Pick every line with "Next" from the material below.

+ + + + +

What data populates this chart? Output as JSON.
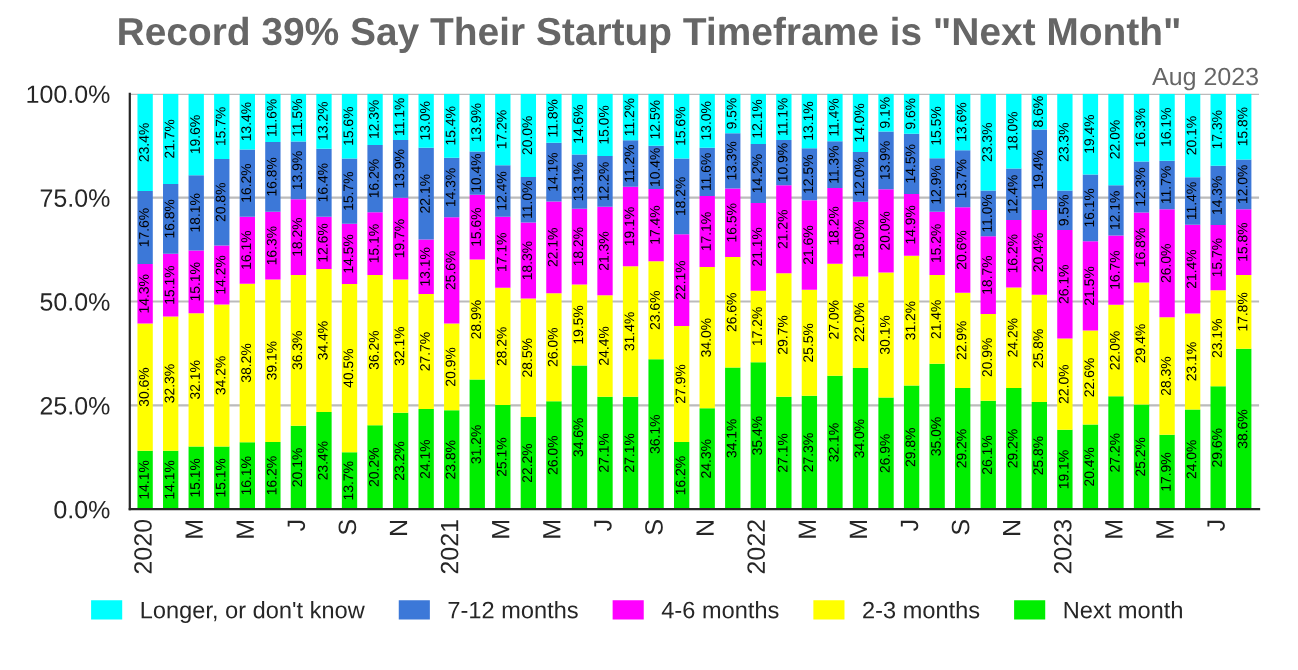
{
  "chart_data": {
    "type": "bar",
    "stacked": true,
    "title": "Record 39% Say Their Startup Timeframe is \"Next Month\"",
    "annotations": [
      "Aug 2023"
    ],
    "categories": [
      "2020",
      null,
      "M",
      null,
      "M",
      null,
      "J",
      null,
      "S",
      null,
      "N",
      null,
      "2021",
      null,
      "M",
      null,
      "M",
      null,
      "J",
      null,
      "S",
      null,
      "N",
      null,
      "2022",
      null,
      "M",
      null,
      "M",
      null,
      "J",
      null,
      "S",
      null,
      "N",
      null,
      "2023",
      null,
      "M",
      null,
      "M",
      null,
      "J",
      null
    ],
    "series": [
      {
        "name": "Next month",
        "color": "#00ee00",
        "values": [
          14.1,
          14.1,
          15.1,
          15.1,
          16.1,
          16.2,
          20.1,
          23.4,
          13.7,
          20.2,
          23.2,
          24.1,
          23.8,
          31.2,
          25.1,
          22.2,
          26.0,
          34.6,
          27.1,
          27.1,
          36.1,
          16.2,
          24.3,
          34.1,
          35.4,
          27.1,
          27.3,
          32.1,
          34.0,
          26.9,
          29.8,
          35.0,
          29.2,
          26.1,
          29.2,
          25.8,
          19.1,
          20.4,
          27.2,
          25.2,
          17.9,
          24.0,
          29.6,
          38.6
        ],
        "value_labels": [
          "14.1%",
          "14.1%",
          "15.1%",
          "15.1%",
          "16.1%",
          "16.2%",
          "20.1%",
          "23.4%",
          "13.7%",
          "20.2%",
          "23.2%",
          "24.1%",
          "23.8%",
          "31.2%",
          "25.1%",
          "22.2%",
          "26.0%",
          "34.6%",
          "27.1%",
          "27.1%",
          "36.1%",
          "16.2%",
          "24.3%",
          "34.1%",
          "35.4%",
          "27.1%",
          "27.3%",
          "32.1%",
          "34.0%",
          "26.9%",
          "29.8%",
          "35.0%",
          "29.2%",
          "26.1%",
          "29.2%",
          "25.8%",
          "19.1%",
          "20.4%",
          "27.2%",
          "25.2%",
          "17.9%",
          "24.0%",
          "29.6%",
          "38.6%"
        ]
      },
      {
        "name": "2-3 months",
        "color": "#ffff00",
        "values": [
          30.6,
          32.3,
          32.1,
          34.2,
          38.2,
          39.1,
          36.3,
          34.4,
          40.5,
          36.2,
          32.1,
          27.7,
          20.9,
          28.9,
          28.2,
          28.5,
          26.0,
          19.5,
          24.4,
          31.4,
          23.6,
          27.9,
          34.0,
          26.6,
          17.2,
          29.7,
          25.5,
          27.0,
          22.0,
          30.1,
          31.2,
          21.4,
          22.9,
          20.9,
          24.2,
          25.8,
          22.0,
          22.6,
          22.0,
          29.4,
          28.3,
          23.1,
          23.1,
          17.8
        ],
        "value_labels": [
          "30.6%",
          "32.3%",
          "32.1%",
          "34.2%",
          "38.2%",
          "39.1%",
          "36.3%",
          "34.4%",
          "40.5%",
          "36.2%",
          "32.1%",
          "27.7%",
          "20.9%",
          "28.9%",
          "28.2%",
          "28.5%",
          "26.0%",
          "19.5%",
          "24.4%",
          "31.4%",
          "23.6%",
          "27.9%",
          "34.0%",
          "26.6%",
          "17.2%",
          "29.7%",
          "25.5%",
          "27.0%",
          "22.0%",
          "30.1%",
          "31.2%",
          "21.4%",
          "22.9%",
          "20.9%",
          "24.2%",
          "25.8%",
          "22.0%",
          "22.6%",
          "22.0%",
          "29.4%",
          "28.3%",
          "23.1%",
          "23.1%",
          "17.8%"
        ]
      },
      {
        "name": "4-6 months",
        "color": "#ff00ff",
        "values": [
          14.3,
          15.1,
          15.1,
          14.2,
          16.1,
          16.3,
          18.2,
          12.6,
          14.5,
          15.1,
          19.7,
          13.1,
          25.6,
          15.6,
          17.1,
          18.3,
          22.1,
          18.2,
          21.3,
          19.1,
          17.4,
          22.1,
          17.1,
          16.5,
          21.1,
          21.2,
          21.6,
          18.2,
          18.0,
          20.0,
          14.9,
          15.2,
          20.6,
          18.7,
          16.2,
          20.4,
          26.1,
          21.5,
          16.7,
          16.8,
          26.0,
          21.4,
          15.7,
          15.8
        ],
        "value_labels": [
          "14.3%",
          "15.1%",
          "15.1%",
          "14.2%",
          "16.1%",
          "16.3%",
          "18.2%",
          "12.6%",
          "14.5%",
          "15.1%",
          "19.7%",
          "13.1%",
          "25.6%",
          "15.6%",
          "17.1%",
          "18.3%",
          "22.1%",
          "18.2%",
          "21.3%",
          "19.1%",
          "17.4%",
          "22.1%",
          "17.1%",
          "16.5%",
          "21.1%",
          "21.2%",
          "21.6%",
          "18.2%",
          "18.0%",
          "20.0%",
          "14.9%",
          "15.2%",
          "20.6%",
          "18.7%",
          "16.2%",
          "20.4%",
          "26.1%",
          "21.5%",
          "16.7%",
          "16.8%",
          "26.0%",
          "21.4%",
          "15.7%",
          "15.8%"
        ]
      },
      {
        "name": "7-12 months",
        "color": "#3c78d8",
        "values": [
          17.6,
          16.8,
          18.1,
          20.8,
          16.2,
          16.8,
          13.9,
          16.4,
          15.7,
          16.2,
          13.9,
          22.1,
          14.3,
          10.4,
          12.4,
          11.0,
          14.1,
          13.1,
          12.2,
          11.2,
          10.4,
          18.2,
          11.6,
          13.3,
          14.2,
          10.9,
          12.5,
          11.3,
          12.0,
          13.9,
          14.5,
          12.9,
          13.7,
          11.0,
          12.4,
          19.4,
          9.5,
          16.1,
          12.1,
          12.3,
          11.7,
          11.4,
          14.3,
          12.0
        ],
        "value_labels": [
          "17.6%",
          "16.8%",
          "18.1%",
          "20.8%",
          "16.2%",
          "16.8%",
          "13.9%",
          "16.4%",
          "15.7%",
          "16.2%",
          "13.9%",
          "22.1%",
          "14.3%",
          "10.4%",
          "12.4%",
          "11.0%",
          "14.1%",
          "13.1%",
          "12.2%",
          "11.2%",
          "10.4%",
          "18.2%",
          "11.6%",
          "13.3%",
          "14.2%",
          "10.9%",
          "12.5%",
          "11.3%",
          "12.0%",
          "13.9%",
          "14.5%",
          "12.9%",
          "13.7%",
          "11.0%",
          "12.4%",
          "19.4%",
          "9.5%",
          "16.1%",
          "12.1%",
          "12.3%",
          "11.7%",
          "11.4%",
          "14.3%",
          "12.0%"
        ]
      },
      {
        "name": "Longer, or don't know",
        "color": "#00ffff",
        "values": [
          23.4,
          21.7,
          19.6,
          15.7,
          13.4,
          11.6,
          11.5,
          13.2,
          15.6,
          12.3,
          11.1,
          13.0,
          15.4,
          13.9,
          17.2,
          20.0,
          11.8,
          14.6,
          15.0,
          11.2,
          12.5,
          15.6,
          13.0,
          9.5,
          12.1,
          11.1,
          13.1,
          11.4,
          14.0,
          9.1,
          9.6,
          15.5,
          13.6,
          23.3,
          18.0,
          8.6,
          23.3,
          19.4,
          22.0,
          16.3,
          16.1,
          20.1,
          17.3,
          15.8
        ],
        "value_labels": [
          "23.4%",
          "21.7%",
          "19.6%",
          "15.7%",
          "13.4%",
          "11.6%",
          "11.5%",
          "13.2%",
          "15.6%",
          "12.3%",
          "11.1%",
          "13.0%",
          "15.4%",
          "13.9%",
          "17.2%",
          "20.0%",
          "11.8%",
          "14.6%",
          "15.0%",
          "11.2%",
          "12.5%",
          "15.6%",
          "13.0%",
          "9.5%",
          "12.1%",
          "11.1%",
          "13.1%",
          "11.4%",
          "14.0%",
          "9.1%",
          "9.6%",
          "15.5%",
          "13.6%",
          "23.3%",
          "18.0%",
          "8.6%",
          "23.3%",
          "19.4%",
          "22.0%",
          "16.3%",
          "16.1%",
          "20.1%",
          "17.3%",
          "15.8%"
        ]
      }
    ],
    "ylim": [
      0,
      100
    ],
    "yticks": [
      {
        "value": 0,
        "label": "0.0%"
      },
      {
        "value": 25,
        "label": "25.0%"
      },
      {
        "value": 50,
        "label": "50.0%"
      },
      {
        "value": 75,
        "label": "75.0%"
      },
      {
        "value": 100,
        "label": "100.0%"
      }
    ],
    "grid": "y",
    "legend": "bottom"
  }
}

+ + + + +

#### The solution:
    "title": "Record 39% Say Their Startup Timeframe is \"Next Month\"",
        "name": "Next month",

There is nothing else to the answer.